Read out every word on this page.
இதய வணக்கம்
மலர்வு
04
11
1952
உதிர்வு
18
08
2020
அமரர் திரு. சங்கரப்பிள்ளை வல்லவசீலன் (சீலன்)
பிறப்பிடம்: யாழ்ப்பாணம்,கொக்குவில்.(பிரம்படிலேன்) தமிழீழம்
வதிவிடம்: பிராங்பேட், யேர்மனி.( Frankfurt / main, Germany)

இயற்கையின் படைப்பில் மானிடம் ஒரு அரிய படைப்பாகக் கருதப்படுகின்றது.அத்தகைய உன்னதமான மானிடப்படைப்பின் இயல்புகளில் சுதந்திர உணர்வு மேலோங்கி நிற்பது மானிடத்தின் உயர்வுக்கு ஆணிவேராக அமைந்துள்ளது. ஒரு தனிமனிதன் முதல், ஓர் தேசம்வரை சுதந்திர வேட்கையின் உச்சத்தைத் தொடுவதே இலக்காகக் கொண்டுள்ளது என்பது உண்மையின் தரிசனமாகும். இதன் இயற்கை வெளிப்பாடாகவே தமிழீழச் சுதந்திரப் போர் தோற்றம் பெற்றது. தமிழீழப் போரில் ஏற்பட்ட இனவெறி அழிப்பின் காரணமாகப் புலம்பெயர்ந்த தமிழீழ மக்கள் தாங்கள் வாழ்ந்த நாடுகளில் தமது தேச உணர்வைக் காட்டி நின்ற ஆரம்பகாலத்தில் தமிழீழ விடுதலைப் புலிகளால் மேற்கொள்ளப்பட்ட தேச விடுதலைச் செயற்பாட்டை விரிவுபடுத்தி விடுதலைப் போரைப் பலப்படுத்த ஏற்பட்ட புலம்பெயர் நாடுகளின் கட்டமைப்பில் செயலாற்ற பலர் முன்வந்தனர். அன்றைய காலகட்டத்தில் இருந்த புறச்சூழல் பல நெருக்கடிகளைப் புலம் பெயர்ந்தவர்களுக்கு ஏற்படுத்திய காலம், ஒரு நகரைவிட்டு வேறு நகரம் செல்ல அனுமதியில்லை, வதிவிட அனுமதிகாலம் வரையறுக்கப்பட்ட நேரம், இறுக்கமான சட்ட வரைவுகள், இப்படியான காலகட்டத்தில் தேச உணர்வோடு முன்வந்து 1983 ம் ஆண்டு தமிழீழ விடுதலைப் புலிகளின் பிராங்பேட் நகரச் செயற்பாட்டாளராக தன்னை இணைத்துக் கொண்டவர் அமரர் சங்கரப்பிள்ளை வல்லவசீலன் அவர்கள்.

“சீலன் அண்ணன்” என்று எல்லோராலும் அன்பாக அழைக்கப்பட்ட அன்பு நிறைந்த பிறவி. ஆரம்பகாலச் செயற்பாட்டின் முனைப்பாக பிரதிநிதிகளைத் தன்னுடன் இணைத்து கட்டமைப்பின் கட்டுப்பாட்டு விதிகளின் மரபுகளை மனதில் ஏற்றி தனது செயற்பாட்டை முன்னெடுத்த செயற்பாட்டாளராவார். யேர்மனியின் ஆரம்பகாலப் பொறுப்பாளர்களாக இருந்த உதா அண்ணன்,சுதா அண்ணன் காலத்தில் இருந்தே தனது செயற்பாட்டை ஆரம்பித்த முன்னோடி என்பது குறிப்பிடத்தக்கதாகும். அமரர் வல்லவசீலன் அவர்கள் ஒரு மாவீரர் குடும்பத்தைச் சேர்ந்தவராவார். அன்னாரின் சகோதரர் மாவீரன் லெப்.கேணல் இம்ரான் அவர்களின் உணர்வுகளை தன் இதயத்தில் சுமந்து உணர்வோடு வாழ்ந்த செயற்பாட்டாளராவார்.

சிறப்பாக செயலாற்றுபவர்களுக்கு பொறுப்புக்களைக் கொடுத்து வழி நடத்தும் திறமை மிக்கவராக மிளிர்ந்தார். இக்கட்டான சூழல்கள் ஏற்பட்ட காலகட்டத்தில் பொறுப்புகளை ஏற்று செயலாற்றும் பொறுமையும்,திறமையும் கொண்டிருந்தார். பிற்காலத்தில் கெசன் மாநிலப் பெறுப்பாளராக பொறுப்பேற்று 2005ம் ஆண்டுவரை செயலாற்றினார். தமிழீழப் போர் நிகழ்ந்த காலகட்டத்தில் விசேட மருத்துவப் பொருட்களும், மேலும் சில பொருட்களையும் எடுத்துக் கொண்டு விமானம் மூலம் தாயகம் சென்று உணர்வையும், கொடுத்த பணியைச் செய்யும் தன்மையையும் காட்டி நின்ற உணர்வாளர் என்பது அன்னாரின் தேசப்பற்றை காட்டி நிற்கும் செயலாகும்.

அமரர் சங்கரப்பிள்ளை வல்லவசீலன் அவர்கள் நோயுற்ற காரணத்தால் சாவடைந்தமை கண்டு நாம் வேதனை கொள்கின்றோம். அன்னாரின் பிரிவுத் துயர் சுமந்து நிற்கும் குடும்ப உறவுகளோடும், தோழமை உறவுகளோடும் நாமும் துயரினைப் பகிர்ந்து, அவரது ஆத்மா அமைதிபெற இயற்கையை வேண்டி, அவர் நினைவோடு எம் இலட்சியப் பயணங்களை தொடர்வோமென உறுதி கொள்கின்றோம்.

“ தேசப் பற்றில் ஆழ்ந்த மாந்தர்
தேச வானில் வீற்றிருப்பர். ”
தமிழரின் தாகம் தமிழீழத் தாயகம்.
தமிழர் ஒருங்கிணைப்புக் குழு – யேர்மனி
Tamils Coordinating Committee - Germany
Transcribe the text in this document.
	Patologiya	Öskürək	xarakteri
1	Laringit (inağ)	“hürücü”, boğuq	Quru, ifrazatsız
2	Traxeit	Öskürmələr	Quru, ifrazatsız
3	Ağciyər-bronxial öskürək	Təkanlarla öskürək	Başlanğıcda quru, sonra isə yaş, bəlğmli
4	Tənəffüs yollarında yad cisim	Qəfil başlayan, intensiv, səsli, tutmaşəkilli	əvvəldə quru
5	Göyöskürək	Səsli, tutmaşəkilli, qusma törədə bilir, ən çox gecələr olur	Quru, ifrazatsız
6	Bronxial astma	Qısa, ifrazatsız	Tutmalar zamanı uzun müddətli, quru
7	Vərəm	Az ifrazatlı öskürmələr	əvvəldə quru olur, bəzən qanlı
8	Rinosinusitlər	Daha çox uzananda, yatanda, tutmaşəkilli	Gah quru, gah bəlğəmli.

———

Spot every line that holds "tutmaşəkilli" and copy it.

4	Tənəffüs yollarında yad cisim	Qəfil başlayan, intensiv, səsli, tutmaşəkilli	əvvəldə quru
5	Göyöskürək	Səsli, tutmaşəkilli, qusma törədə bilir, ən çox gecələr olur	Quru, ifrazatsız
8	Rinosinusitlər	Daha çox uzananda, yatanda, tutmaşəkilli	Gah quru, gah bəlğəmli.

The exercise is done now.